=== Exercise data ===
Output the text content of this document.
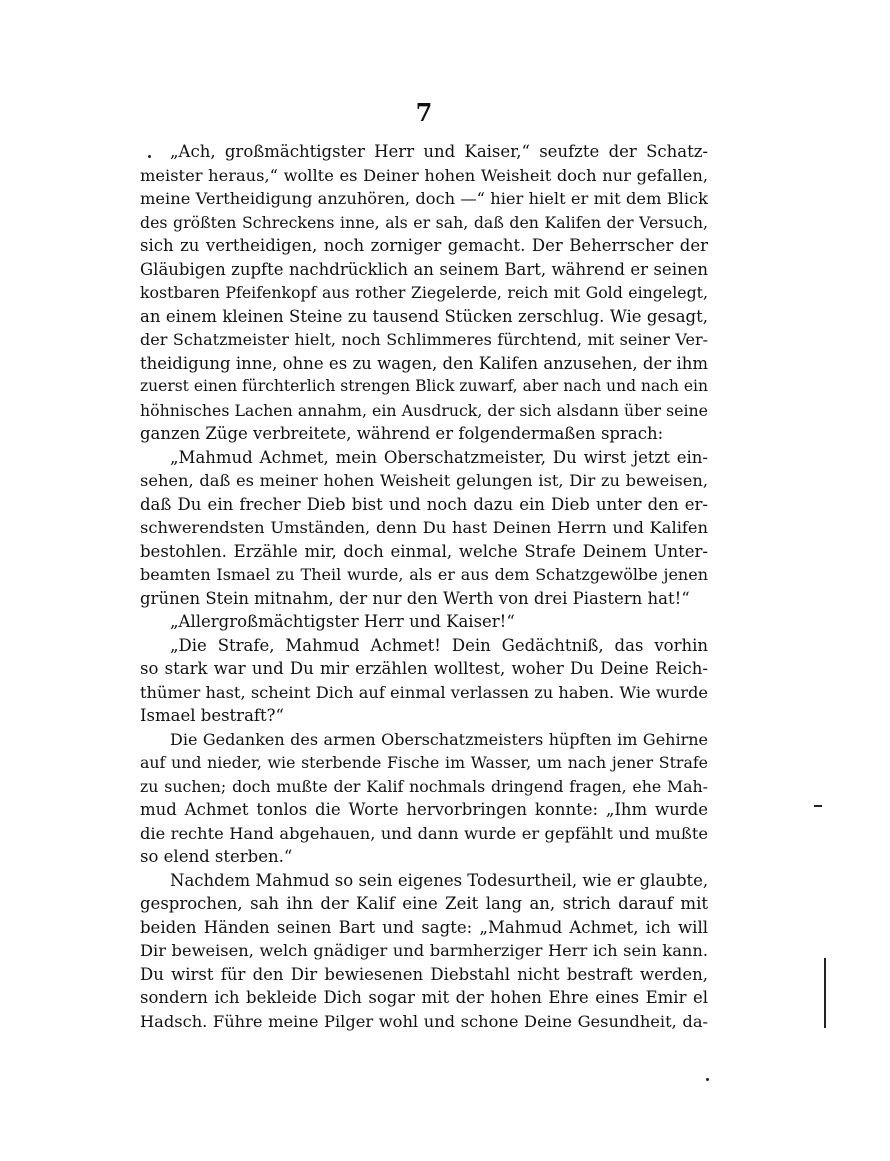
7
„Ach, großmächtigster Herr und Kaiser,“ seufzte der Schatz-
meister heraus,“ wollte es Deiner hohen Weisheit doch nur gefallen,
meine Vertheidigung anzuhören, doch —“ hier hielt er mit dem Blick
des größten Schreckens inne, als er sah, daß den Kalifen der Versuch,
sich zu vertheidigen, noch zorniger gemacht. Der Beherrscher der
Gläubigen zupfte nachdrücklich an seinem Bart, während er seinen
kostbaren Pfeifenkopf aus rother Ziegelerde, reich mit Gold eingelegt,
an einem kleinen Steine zu tausend Stücken zerschlug. Wie gesagt,
der Schatzmeister hielt, noch Schlimmeres fürchtend, mit seiner Ver-
theidigung inne, ohne es zu wagen, den Kalifen anzusehen, der ihm
zuerst einen fürchterlich strengen Blick zuwarf, aber nach und nach ein
höhnisches Lachen annahm, ein Ausdruck, der sich alsdann über seine
ganzen Züge verbreitete, während er folgendermaßen sprach:
„Mahmud Achmet, mein Oberschatzmeister, Du wirst jetzt ein-
sehen, daß es meiner hohen Weisheit gelungen ist, Dir zu beweisen,
daß Du ein frecher Dieb bist und noch dazu ein Dieb unter den er-
schwerendsten Umständen, denn Du hast Deinen Herrn und Kalifen
bestohlen. Erzähle mir, doch einmal, welche Strafe Deinem Unter-
beamten Ismael zu Theil wurde, als er aus dem Schatzgewölbe jenen
grünen Stein mitnahm, der nur den Werth von drei Piastern hat!“
„Allergroßmächtigster Herr und Kaiser!“
„Die Strafe, Mahmud Achmet! Dein Gedächtniß, das vorhin
so stark war und Du mir erzählen wolltest, woher Du Deine Reich-
thümer hast, scheint Dich auf einmal verlassen zu haben. Wie wurde
Ismael bestraft?“
Die Gedanken des armen Oberschatzmeisters hüpften im Gehirne
auf und nieder, wie sterbende Fische im Wasser, um nach jener Strafe
zu suchen; doch mußte der Kalif nochmals dringend fragen, ehe Mah-
mud Achmet tonlos die Worte hervorbringen konnte: „Ihm wurde
die rechte Hand abgehauen, und dann wurde er gepfählt und mußte
so elend sterben.“
Nachdem Mahmud so sein eigenes Todesurtheil, wie er glaubte,
gesprochen, sah ihn der Kalif eine Zeit lang an, strich darauf mit
beiden Händen seinen Bart und sagte: „Mahmud Achmet, ich will
Dir beweisen, welch gnädiger und barmherziger Herr ich sein kann.
Du wirst für den Dir bewiesenen Diebstahl nicht bestraft werden,
sondern ich bekleide Dich sogar mit der hohen Ehre eines Emir el
Hadsch. Führe meine Pilger wohl und schone Deine Gesundheit, da-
===
— How to complete this task —
A line belongs in the answer if it contains the word "hielt"; copy every such line from the data above.

— Result of the exercise —
meine Vertheidigung anzuhören, doch —“ hier hielt er mit dem Blick
der Schatzmeister hielt, noch Schlimmeres fürchtend, mit seiner Ver-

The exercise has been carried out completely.